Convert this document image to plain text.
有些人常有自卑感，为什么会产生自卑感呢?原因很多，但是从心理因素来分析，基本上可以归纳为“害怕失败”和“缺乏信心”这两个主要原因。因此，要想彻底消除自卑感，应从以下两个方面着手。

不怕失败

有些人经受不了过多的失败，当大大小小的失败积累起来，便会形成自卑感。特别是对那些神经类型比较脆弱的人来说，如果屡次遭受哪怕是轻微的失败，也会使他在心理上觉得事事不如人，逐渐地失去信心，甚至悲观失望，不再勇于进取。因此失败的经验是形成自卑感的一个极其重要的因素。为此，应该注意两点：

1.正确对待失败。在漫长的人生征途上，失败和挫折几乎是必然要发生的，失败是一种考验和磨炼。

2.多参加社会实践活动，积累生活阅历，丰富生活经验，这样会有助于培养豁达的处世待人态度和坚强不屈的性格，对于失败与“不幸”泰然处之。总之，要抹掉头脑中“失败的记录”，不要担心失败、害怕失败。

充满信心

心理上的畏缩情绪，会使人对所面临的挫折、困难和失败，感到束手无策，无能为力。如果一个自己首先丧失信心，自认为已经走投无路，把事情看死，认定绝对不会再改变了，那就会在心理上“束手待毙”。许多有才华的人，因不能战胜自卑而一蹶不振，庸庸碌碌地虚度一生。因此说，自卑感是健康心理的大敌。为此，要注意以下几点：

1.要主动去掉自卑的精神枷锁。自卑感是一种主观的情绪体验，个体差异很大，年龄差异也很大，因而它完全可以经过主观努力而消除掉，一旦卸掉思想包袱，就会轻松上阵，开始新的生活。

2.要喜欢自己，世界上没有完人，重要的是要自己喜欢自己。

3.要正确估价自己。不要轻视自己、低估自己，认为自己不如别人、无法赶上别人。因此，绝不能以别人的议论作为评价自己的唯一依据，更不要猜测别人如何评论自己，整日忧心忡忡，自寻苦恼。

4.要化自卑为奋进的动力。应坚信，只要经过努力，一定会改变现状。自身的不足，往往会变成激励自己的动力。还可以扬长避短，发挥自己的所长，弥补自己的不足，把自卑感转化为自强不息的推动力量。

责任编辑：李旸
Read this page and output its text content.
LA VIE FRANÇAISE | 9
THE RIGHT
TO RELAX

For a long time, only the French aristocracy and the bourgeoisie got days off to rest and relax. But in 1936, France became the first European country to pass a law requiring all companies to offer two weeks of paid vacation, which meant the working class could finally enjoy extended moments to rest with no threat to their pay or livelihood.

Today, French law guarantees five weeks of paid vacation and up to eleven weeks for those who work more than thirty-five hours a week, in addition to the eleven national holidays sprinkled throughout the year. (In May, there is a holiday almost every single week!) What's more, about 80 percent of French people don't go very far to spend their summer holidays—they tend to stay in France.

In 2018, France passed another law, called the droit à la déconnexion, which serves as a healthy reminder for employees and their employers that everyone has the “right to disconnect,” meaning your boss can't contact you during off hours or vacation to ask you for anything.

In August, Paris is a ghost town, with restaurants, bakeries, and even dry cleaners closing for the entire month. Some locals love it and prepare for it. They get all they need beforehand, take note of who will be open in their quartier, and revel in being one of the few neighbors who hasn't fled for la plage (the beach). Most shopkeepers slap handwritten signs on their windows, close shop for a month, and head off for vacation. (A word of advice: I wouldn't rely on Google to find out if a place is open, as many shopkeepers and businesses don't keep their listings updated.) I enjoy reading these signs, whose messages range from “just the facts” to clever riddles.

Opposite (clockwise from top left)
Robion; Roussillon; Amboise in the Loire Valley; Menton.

▸ **Given problem**:
Work out the count of lines containing the word "from", then write only that count.

▸ **Result for this exercise**:
2